What you need to do. Find each line with the word "projeté" in it, then give the total alone.

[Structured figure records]
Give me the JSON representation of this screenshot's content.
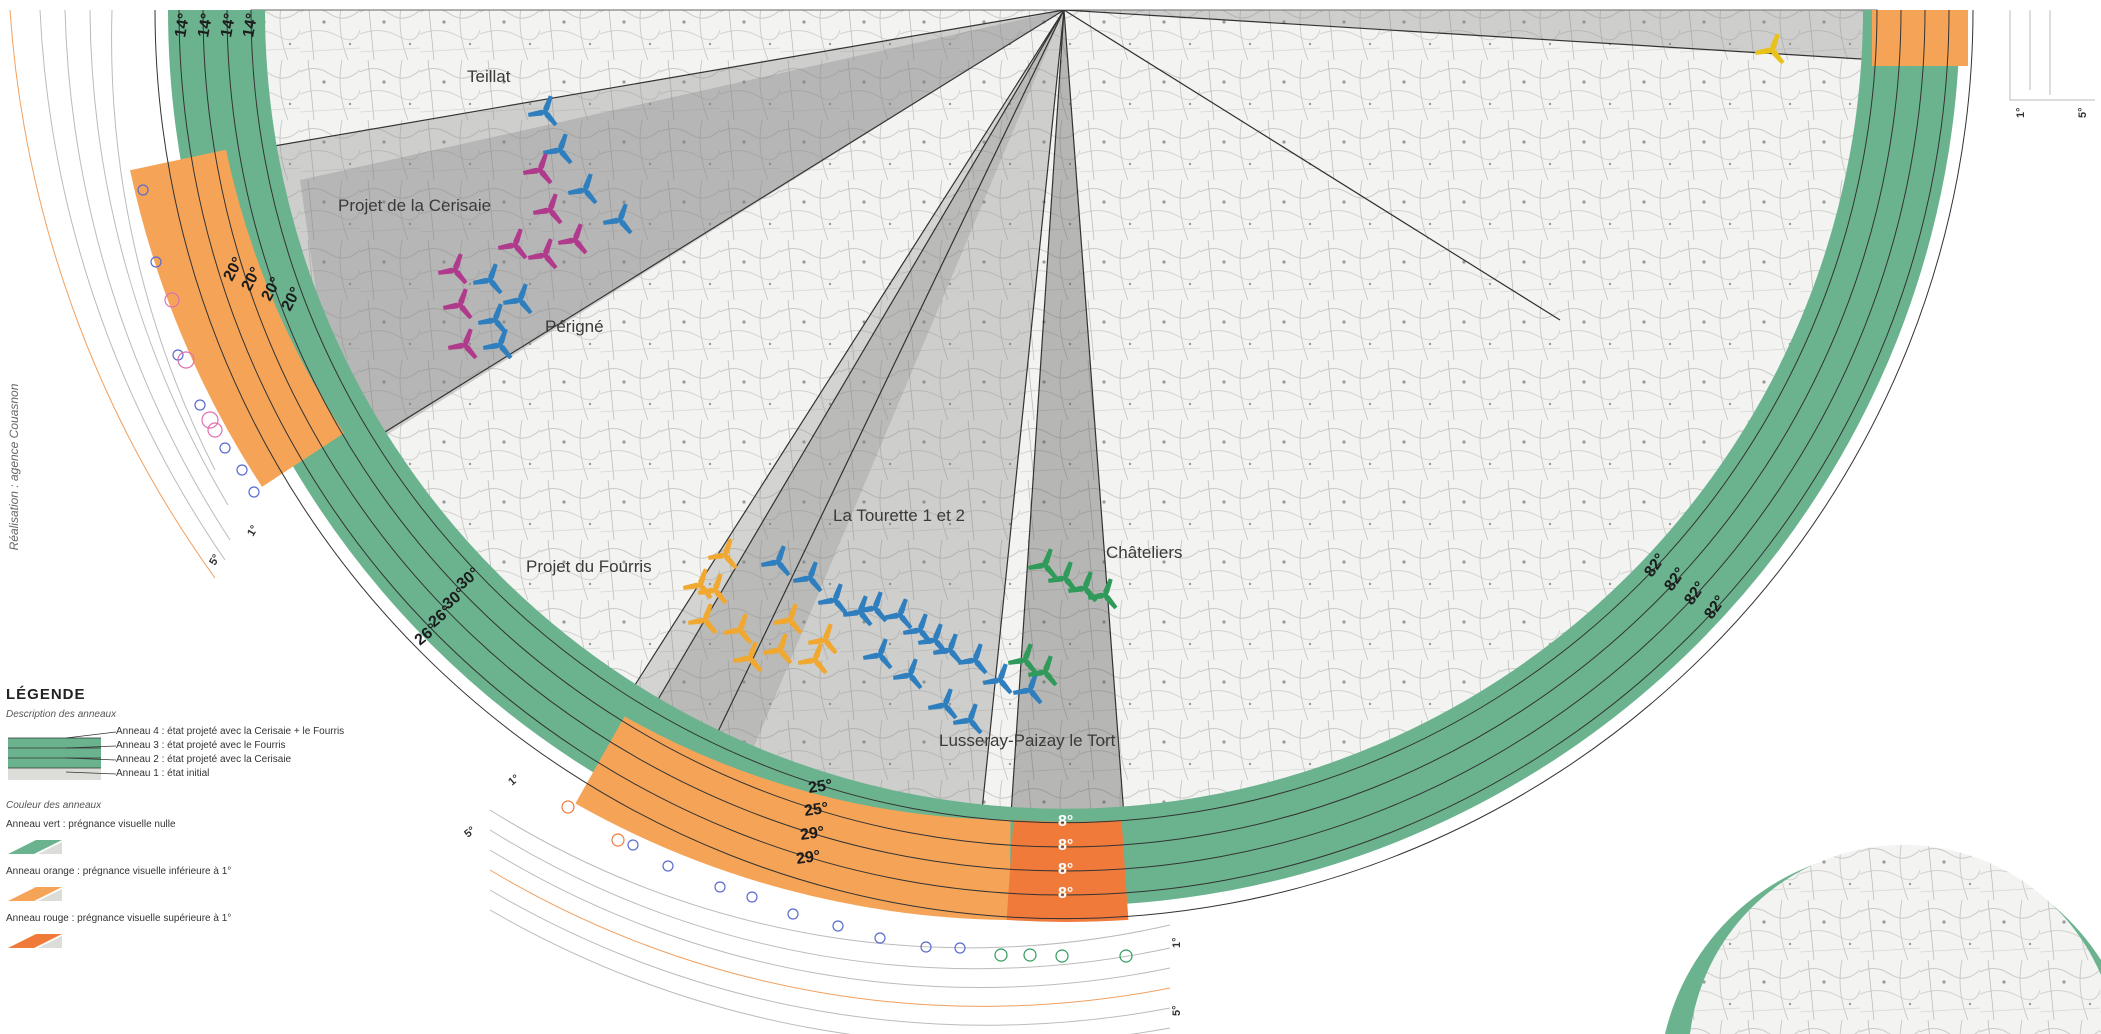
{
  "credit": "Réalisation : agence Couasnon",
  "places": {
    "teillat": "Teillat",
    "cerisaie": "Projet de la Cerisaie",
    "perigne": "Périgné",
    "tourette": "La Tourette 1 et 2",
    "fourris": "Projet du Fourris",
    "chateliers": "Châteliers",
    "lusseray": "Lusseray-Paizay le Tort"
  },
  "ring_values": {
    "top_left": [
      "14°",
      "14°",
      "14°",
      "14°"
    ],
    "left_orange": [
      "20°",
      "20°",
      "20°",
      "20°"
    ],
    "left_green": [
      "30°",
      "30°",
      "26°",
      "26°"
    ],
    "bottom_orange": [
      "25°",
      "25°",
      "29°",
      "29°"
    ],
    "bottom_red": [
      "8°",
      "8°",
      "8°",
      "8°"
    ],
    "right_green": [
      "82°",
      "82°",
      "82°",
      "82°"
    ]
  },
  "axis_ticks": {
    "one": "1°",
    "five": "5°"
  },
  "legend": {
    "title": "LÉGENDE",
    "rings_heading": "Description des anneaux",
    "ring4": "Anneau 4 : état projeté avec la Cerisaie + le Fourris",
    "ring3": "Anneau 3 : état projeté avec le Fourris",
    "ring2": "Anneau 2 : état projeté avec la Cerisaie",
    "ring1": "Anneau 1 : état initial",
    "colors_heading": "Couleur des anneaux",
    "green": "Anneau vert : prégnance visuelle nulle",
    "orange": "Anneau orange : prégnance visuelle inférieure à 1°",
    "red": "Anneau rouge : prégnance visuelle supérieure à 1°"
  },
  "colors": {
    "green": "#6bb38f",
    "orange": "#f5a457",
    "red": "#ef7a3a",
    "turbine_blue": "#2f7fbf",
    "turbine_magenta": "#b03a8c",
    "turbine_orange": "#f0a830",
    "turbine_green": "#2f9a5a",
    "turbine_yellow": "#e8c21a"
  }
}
* * *
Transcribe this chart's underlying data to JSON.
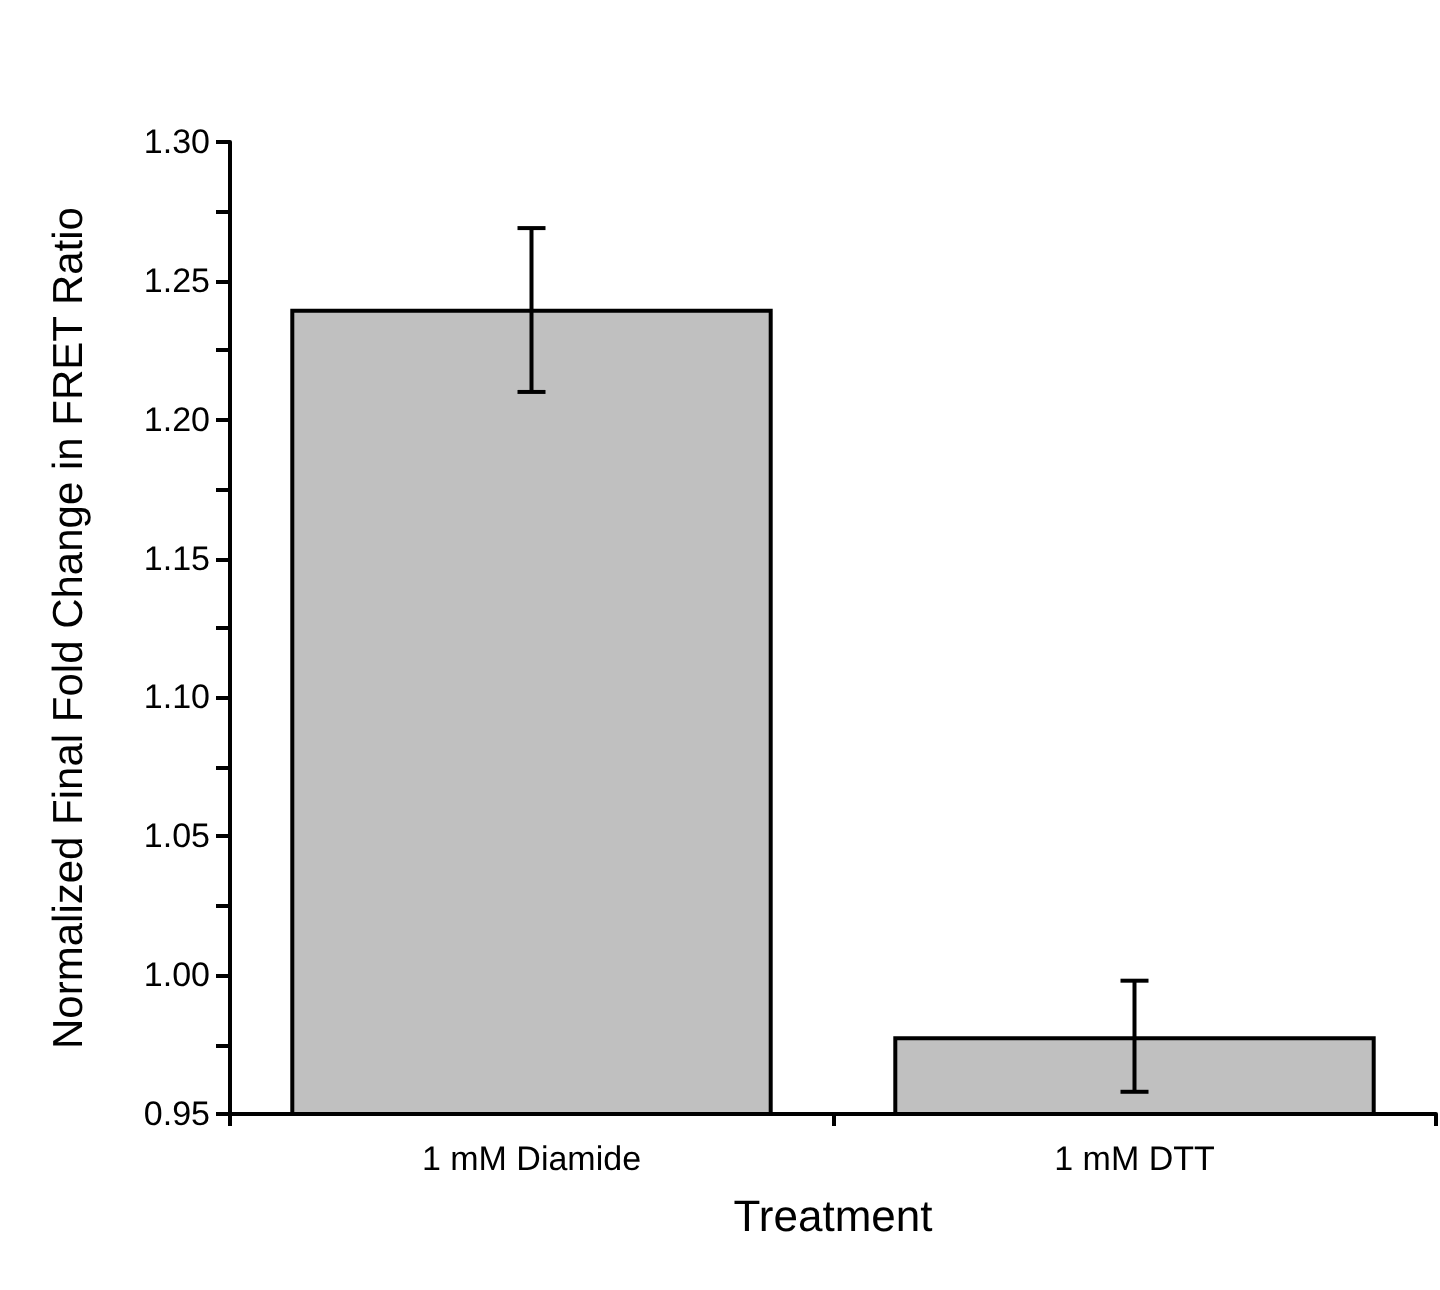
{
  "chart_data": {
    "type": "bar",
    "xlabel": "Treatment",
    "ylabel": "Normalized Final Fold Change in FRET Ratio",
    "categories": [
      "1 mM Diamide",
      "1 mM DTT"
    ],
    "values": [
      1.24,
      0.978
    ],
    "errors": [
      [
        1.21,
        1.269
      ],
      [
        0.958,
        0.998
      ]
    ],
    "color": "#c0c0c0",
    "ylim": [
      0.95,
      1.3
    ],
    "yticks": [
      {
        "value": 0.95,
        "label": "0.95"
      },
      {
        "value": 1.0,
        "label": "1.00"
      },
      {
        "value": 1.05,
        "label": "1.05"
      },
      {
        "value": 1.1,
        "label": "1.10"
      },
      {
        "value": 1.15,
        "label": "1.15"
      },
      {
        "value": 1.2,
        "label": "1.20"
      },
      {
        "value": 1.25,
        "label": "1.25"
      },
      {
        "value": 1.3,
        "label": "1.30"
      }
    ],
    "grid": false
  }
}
...
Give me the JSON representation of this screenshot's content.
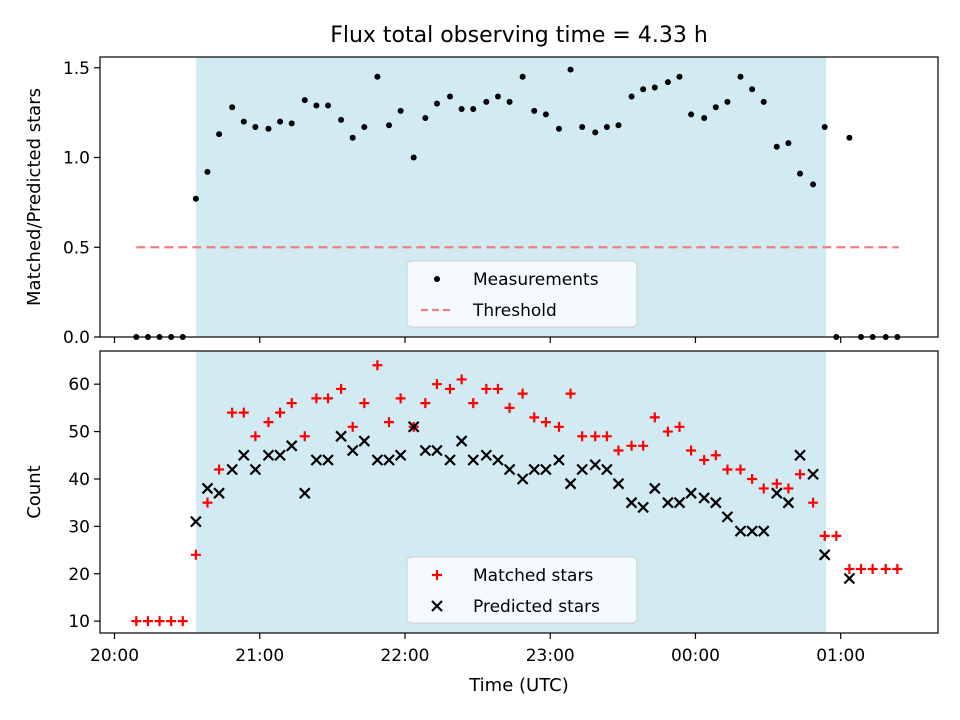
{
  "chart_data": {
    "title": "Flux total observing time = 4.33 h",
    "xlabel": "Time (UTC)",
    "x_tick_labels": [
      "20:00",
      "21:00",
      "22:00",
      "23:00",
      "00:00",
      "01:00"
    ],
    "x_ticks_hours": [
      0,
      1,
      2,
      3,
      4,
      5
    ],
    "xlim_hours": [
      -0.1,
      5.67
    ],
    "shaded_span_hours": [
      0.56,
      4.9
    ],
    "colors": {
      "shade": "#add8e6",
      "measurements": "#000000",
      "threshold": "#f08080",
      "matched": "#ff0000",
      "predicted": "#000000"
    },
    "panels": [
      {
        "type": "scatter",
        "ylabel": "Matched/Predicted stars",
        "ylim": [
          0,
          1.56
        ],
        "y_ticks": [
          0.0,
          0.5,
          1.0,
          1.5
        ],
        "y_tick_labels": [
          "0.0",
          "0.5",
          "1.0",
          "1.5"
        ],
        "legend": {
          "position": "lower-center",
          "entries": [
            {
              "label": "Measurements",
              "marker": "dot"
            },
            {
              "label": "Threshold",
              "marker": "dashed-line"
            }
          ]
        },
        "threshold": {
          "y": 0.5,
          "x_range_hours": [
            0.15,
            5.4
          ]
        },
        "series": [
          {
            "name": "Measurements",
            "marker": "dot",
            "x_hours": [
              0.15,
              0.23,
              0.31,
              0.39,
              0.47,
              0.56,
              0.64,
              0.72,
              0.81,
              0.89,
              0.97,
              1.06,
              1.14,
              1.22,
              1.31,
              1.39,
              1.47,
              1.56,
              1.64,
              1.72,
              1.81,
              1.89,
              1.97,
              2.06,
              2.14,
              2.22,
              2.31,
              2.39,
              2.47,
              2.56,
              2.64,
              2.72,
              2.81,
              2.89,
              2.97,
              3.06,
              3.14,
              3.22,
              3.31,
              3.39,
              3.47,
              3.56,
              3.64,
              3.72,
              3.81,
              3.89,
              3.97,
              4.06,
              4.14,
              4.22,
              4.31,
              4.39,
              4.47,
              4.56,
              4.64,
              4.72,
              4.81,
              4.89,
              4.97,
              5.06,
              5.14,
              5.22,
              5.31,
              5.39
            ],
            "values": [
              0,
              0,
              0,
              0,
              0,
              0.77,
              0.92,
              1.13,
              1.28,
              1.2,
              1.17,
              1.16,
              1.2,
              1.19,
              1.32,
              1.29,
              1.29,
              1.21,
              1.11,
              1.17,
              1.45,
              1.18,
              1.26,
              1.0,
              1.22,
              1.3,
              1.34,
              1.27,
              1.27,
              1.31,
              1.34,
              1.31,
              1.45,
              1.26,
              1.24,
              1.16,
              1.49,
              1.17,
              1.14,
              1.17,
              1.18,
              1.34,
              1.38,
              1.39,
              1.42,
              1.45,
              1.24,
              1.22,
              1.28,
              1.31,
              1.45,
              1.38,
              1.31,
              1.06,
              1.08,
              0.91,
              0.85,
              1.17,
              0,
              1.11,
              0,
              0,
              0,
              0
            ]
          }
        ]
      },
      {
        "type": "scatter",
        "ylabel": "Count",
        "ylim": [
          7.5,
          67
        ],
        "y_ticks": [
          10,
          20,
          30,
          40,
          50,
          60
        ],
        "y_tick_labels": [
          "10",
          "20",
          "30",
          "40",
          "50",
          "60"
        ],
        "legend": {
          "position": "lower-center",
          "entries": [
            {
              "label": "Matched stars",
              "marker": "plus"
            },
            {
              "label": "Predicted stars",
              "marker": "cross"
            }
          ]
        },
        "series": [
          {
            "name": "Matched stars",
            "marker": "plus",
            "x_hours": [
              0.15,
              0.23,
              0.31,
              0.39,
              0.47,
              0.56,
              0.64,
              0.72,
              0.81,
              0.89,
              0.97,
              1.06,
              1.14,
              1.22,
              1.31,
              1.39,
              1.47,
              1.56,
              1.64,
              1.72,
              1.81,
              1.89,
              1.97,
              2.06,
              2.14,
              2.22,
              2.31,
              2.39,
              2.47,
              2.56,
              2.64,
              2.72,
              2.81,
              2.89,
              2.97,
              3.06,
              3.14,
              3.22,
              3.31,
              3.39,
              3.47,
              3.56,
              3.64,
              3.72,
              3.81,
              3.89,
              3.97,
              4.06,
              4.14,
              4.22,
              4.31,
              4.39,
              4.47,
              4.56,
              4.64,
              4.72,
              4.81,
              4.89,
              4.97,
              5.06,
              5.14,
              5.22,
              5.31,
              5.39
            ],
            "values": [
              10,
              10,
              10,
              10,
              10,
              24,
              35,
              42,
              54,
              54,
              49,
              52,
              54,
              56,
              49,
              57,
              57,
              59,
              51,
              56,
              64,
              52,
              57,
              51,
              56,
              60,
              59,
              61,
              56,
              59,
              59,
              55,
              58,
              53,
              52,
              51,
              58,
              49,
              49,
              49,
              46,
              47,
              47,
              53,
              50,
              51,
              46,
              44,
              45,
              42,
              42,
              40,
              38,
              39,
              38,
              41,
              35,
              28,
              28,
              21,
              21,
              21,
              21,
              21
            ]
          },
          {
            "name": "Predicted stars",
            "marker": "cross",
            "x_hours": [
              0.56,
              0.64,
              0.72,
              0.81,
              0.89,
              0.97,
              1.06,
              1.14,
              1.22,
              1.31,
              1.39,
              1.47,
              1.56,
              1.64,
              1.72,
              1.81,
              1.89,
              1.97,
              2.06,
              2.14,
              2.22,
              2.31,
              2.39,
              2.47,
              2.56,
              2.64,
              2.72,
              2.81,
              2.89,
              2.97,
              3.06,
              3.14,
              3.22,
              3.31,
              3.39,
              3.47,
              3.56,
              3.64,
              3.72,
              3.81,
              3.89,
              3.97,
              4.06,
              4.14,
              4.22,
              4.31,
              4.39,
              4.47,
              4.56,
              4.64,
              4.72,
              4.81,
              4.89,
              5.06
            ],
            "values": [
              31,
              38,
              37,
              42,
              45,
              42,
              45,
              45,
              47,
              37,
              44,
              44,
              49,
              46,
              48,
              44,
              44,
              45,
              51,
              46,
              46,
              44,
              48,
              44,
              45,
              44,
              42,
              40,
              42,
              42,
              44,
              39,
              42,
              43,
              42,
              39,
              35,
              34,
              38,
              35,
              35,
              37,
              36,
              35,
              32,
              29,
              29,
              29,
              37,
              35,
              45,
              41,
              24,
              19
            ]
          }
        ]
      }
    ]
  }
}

Expected output. 3